-- START Supplied records --
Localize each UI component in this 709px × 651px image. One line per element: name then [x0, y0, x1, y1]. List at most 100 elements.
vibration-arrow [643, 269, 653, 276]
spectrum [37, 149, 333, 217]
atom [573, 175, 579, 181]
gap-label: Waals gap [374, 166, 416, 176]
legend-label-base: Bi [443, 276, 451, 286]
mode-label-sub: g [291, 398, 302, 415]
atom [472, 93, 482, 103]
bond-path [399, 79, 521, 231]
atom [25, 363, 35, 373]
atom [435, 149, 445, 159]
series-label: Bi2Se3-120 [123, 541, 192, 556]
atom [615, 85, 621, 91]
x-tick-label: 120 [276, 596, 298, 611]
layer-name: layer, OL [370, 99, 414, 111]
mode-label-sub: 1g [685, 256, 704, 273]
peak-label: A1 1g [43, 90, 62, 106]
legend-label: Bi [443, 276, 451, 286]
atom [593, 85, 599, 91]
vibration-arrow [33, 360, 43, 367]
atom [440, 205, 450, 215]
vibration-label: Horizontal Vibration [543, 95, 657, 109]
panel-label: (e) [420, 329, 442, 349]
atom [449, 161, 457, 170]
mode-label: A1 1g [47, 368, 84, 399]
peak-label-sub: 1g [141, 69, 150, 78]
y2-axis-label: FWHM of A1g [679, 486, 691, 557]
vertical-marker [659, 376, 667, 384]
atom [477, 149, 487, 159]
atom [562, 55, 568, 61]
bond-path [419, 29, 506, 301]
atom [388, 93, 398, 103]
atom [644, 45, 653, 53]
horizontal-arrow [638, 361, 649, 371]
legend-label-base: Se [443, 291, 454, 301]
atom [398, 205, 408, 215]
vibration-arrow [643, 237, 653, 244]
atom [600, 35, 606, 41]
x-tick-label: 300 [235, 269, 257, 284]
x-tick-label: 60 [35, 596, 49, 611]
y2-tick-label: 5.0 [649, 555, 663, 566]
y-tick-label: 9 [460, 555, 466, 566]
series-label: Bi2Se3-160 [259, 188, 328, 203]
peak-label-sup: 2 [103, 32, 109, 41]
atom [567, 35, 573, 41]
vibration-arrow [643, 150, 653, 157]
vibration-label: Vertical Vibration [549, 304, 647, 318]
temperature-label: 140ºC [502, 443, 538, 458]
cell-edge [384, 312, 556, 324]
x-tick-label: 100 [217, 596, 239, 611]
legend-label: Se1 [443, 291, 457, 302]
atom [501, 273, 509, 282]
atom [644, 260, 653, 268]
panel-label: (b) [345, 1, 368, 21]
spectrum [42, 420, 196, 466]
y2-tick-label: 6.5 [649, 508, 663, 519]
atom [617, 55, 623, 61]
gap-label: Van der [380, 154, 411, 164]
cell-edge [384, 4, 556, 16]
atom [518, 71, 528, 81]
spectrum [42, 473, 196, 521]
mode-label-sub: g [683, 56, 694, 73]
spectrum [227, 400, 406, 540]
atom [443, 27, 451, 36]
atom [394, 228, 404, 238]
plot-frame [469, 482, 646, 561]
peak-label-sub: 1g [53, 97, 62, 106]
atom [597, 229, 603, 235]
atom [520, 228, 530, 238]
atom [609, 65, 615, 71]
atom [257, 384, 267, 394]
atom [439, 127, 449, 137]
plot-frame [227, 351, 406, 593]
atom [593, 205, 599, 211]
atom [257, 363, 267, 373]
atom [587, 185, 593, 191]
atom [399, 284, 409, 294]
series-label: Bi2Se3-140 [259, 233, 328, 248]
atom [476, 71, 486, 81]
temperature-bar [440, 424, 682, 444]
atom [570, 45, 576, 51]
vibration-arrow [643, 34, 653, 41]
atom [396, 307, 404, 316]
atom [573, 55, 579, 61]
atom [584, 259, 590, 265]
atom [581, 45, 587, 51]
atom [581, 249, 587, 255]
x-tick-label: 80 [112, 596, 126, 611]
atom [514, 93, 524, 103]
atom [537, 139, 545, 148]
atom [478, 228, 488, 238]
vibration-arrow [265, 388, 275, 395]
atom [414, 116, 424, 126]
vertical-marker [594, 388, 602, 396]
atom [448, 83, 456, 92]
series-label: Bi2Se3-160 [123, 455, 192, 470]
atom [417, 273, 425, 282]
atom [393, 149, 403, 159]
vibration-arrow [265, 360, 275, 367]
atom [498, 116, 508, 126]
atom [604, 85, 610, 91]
-- END Supplied records --
(Work required):
Reproduce the entire listing above word for word, from the first line to the last.

(Expected output):
Localize each UI component in this 709px × 651px image. One line per element: name then [x0, y0, x1, y1]. List at most 100 elements.
vibration-arrow [643, 269, 653, 276]
spectrum [37, 149, 333, 217]
atom [573, 175, 579, 181]
gap-label: Waals gap [374, 166, 416, 176]
legend-label-base: Bi [443, 276, 451, 286]
mode-label-sub: g [291, 398, 302, 415]
atom [472, 93, 482, 103]
bond-path [399, 79, 521, 231]
atom [25, 363, 35, 373]
atom [435, 149, 445, 159]
series-label: Bi2Se3-120 [123, 541, 192, 556]
atom [615, 85, 621, 91]
x-tick-label: 120 [276, 596, 298, 611]
layer-name: layer, OL [370, 99, 414, 111]
mode-label-sub: 1g [685, 256, 704, 273]
peak-label: A1 1g [43, 90, 62, 106]
legend-label: Bi [443, 276, 451, 286]
atom [593, 85, 599, 91]
vibration-arrow [33, 360, 43, 367]
atom [440, 205, 450, 215]
vibration-label: Horizontal Vibration [543, 95, 657, 109]
panel-label: (e) [420, 329, 442, 349]
atom [449, 161, 457, 170]
mode-label: A1 1g [47, 368, 84, 399]
peak-label-sub: 1g [141, 69, 150, 78]
y2-axis-label: FWHM of A1g [679, 486, 691, 557]
vertical-marker [659, 376, 667, 384]
atom [477, 149, 487, 159]
atom [562, 55, 568, 61]
bond-path [419, 29, 506, 301]
atom [388, 93, 398, 103]
atom [644, 45, 653, 53]
horizontal-arrow [638, 361, 649, 371]
legend-label-base: Se [443, 291, 454, 301]
atom [398, 205, 408, 215]
vibration-arrow [643, 237, 653, 244]
atom [600, 35, 606, 41]
x-tick-label: 300 [235, 269, 257, 284]
x-tick-label: 60 [35, 596, 49, 611]
y2-tick-label: 5.0 [649, 555, 663, 566]
y-tick-label: 9 [460, 555, 466, 566]
series-label: Bi2Se3-160 [259, 188, 328, 203]
peak-label-sup: 2 [103, 32, 109, 41]
atom [567, 35, 573, 41]
vibration-arrow [643, 150, 653, 157]
vibration-label: Vertical Vibration [549, 304, 647, 318]
temperature-label: 140ºC [502, 443, 538, 458]
cell-edge [384, 312, 556, 324]
x-tick-label: 100 [217, 596, 239, 611]
legend-label: Se1 [443, 291, 457, 302]
atom [501, 273, 509, 282]
atom [644, 260, 653, 268]
panel-label: (b) [345, 1, 368, 21]
spectrum [42, 420, 196, 466]
y2-tick-label: 6.5 [649, 508, 663, 519]
atom [617, 55, 623, 61]
gap-label: Van der [380, 154, 411, 164]
cell-edge [384, 4, 556, 16]
atom [518, 71, 528, 81]
spectrum [42, 473, 196, 521]
mode-label-sub: g [683, 56, 694, 73]
spectrum [227, 400, 406, 540]
atom [443, 27, 451, 36]
atom [394, 228, 404, 238]
plot-frame [469, 482, 646, 561]
peak-label-sub: 1g [53, 97, 62, 106]
atom [597, 229, 603, 235]
atom [520, 228, 530, 238]
atom [609, 65, 615, 71]
atom [257, 384, 267, 394]
atom [439, 127, 449, 137]
plot-frame [227, 351, 406, 593]
atom [593, 205, 599, 211]
atom [257, 363, 267, 373]
atom [587, 185, 593, 191]
atom [399, 284, 409, 294]
series-label: Bi2Se3-140 [259, 233, 328, 248]
atom [476, 71, 486, 81]
temperature-bar [440, 424, 682, 444]
atom [570, 45, 576, 51]
vibration-arrow [643, 34, 653, 41]
atom [396, 307, 404, 316]
atom [573, 55, 579, 61]
atom [584, 259, 590, 265]
atom [581, 45, 587, 51]
atom [581, 249, 587, 255]
x-tick-label: 80 [112, 596, 126, 611]
atom [514, 93, 524, 103]
atom [537, 139, 545, 148]
atom [478, 228, 488, 238]
vibration-arrow [265, 388, 275, 395]
atom [414, 116, 424, 126]
vertical-marker [594, 388, 602, 396]
atom [448, 83, 456, 92]
series-label: Bi2Se3-160 [123, 455, 192, 470]
atom [417, 273, 425, 282]
atom [393, 149, 403, 159]
vibration-arrow [265, 360, 275, 367]
atom [498, 116, 508, 126]
atom [604, 85, 610, 91]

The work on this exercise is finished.